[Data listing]
::::::

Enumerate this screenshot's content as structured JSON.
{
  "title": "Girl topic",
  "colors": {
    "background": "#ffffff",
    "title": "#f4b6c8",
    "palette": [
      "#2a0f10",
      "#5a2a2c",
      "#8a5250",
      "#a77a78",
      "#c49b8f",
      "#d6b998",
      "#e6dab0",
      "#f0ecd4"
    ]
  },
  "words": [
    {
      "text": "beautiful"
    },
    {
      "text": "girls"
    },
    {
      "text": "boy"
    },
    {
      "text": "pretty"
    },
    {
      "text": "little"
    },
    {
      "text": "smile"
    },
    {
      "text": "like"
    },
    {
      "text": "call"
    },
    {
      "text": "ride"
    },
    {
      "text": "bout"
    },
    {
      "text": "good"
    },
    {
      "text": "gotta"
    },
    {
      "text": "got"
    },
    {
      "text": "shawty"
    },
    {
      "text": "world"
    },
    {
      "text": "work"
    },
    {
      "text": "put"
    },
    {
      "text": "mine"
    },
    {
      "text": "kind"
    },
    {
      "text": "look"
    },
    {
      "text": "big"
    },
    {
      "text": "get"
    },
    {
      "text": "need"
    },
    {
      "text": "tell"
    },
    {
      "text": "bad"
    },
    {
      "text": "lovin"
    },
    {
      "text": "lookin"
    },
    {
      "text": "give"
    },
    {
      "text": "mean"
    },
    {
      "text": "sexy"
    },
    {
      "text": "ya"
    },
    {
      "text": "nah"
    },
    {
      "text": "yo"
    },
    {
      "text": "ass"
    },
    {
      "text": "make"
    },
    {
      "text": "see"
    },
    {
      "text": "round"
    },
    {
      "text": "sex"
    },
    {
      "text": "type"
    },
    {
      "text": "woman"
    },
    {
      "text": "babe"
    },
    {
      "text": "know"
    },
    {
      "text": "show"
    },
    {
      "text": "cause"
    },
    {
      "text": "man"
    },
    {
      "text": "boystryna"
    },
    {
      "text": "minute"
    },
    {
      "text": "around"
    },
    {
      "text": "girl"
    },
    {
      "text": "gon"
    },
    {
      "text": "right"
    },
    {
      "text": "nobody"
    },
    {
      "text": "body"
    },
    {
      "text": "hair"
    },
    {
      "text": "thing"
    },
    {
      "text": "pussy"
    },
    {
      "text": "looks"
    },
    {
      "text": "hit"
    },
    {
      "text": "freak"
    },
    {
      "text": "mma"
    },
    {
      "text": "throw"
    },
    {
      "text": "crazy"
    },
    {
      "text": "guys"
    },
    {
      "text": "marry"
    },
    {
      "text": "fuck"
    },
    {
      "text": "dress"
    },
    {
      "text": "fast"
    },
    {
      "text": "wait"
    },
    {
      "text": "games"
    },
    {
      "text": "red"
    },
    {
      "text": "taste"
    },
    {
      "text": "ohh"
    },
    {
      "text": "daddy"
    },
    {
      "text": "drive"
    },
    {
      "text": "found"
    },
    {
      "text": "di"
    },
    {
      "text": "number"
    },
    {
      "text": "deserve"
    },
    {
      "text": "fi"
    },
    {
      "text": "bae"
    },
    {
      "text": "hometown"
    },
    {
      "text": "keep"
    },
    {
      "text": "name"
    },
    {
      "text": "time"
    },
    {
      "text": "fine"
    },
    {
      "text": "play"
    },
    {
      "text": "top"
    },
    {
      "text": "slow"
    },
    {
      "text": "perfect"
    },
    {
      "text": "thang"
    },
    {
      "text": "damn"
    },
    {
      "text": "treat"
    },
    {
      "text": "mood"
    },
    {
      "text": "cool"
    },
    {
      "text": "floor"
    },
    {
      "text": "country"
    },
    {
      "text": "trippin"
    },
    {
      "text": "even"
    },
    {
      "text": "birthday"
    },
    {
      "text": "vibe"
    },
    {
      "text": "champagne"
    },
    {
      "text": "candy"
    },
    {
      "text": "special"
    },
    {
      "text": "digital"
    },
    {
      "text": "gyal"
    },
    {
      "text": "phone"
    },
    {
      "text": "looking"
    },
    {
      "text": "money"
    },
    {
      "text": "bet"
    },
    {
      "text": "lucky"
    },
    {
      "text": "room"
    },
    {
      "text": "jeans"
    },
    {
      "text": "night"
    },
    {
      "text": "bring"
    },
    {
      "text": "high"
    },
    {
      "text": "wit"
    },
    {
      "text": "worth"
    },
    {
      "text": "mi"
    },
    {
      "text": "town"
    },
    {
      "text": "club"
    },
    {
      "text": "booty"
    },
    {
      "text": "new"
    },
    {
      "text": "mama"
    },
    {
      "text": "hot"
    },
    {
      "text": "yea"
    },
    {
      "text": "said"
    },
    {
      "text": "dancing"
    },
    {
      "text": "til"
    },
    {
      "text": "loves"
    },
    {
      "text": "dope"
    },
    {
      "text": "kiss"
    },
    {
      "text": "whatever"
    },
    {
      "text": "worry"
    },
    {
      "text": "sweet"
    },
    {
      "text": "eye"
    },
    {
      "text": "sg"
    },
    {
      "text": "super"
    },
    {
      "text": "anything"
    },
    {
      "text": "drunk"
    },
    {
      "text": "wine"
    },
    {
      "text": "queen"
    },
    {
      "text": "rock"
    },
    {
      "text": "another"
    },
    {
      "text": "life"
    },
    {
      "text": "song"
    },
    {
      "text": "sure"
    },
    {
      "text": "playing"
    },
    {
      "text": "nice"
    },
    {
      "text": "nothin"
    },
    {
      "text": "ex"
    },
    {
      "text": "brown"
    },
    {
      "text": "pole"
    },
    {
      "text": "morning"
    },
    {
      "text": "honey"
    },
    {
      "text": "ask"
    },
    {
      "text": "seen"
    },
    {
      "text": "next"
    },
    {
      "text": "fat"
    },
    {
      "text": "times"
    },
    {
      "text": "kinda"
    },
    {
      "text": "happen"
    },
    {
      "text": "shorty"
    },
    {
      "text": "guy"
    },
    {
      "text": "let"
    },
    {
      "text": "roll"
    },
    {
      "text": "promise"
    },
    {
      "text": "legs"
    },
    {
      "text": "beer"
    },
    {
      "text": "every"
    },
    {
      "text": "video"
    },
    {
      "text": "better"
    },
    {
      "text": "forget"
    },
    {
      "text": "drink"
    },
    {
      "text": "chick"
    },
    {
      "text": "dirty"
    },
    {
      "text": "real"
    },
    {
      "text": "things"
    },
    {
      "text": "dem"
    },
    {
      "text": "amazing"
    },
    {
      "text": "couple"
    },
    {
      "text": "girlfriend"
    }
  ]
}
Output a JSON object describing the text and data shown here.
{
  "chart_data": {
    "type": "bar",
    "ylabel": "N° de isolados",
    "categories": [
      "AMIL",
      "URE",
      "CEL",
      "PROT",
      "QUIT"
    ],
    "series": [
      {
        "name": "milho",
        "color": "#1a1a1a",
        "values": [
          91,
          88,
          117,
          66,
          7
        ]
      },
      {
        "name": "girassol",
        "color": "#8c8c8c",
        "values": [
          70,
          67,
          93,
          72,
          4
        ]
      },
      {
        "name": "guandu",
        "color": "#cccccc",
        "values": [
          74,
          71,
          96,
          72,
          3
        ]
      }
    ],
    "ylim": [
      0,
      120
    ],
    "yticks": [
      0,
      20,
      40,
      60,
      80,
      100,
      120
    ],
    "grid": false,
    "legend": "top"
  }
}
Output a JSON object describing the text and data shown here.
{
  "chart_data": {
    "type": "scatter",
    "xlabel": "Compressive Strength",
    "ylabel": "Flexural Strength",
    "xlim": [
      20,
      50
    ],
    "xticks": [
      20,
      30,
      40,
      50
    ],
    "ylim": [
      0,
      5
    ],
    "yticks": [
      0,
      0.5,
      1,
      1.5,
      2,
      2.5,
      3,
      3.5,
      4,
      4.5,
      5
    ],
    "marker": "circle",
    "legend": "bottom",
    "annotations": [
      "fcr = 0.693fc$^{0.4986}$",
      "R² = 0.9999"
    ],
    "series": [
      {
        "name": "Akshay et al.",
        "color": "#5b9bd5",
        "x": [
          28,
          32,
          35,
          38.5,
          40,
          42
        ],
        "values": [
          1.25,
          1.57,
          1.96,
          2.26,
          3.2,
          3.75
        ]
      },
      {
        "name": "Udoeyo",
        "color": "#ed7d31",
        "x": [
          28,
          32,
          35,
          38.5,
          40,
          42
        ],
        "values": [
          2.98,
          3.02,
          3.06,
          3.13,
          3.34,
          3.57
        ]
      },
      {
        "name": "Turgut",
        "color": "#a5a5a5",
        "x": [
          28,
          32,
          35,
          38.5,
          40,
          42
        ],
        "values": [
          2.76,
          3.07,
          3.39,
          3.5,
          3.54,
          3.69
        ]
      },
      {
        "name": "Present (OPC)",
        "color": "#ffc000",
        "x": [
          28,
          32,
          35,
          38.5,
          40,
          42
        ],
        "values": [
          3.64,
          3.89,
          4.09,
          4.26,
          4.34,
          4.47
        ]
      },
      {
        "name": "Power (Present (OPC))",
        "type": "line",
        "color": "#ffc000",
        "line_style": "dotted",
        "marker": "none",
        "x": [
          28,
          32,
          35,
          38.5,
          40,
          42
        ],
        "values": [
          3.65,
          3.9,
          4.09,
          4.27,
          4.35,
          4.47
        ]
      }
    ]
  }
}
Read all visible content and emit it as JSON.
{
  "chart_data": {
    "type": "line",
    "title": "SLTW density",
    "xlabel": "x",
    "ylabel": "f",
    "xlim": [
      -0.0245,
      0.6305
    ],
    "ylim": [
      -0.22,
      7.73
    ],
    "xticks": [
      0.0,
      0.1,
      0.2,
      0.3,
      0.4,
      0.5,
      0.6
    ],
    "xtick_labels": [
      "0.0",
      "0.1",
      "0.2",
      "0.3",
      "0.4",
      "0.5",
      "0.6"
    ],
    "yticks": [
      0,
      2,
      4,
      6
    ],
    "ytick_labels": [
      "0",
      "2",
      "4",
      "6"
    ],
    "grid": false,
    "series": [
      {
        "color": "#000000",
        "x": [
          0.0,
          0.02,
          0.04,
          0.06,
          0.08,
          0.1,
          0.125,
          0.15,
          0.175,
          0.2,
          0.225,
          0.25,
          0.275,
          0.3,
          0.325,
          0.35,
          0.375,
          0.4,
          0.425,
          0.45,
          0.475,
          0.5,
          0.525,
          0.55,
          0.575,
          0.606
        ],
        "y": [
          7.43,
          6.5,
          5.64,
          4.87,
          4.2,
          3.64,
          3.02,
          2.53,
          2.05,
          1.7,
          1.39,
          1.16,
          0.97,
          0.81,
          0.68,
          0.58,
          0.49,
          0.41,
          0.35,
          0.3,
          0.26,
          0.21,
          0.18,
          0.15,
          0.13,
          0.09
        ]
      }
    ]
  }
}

::::::

### [Written instruction]
Return, from the data, each line that has the word "title" in it.

### [Result]
  "title": "Girl topic",
    "title": "#f4b6c8",
    "title": "SLTW density",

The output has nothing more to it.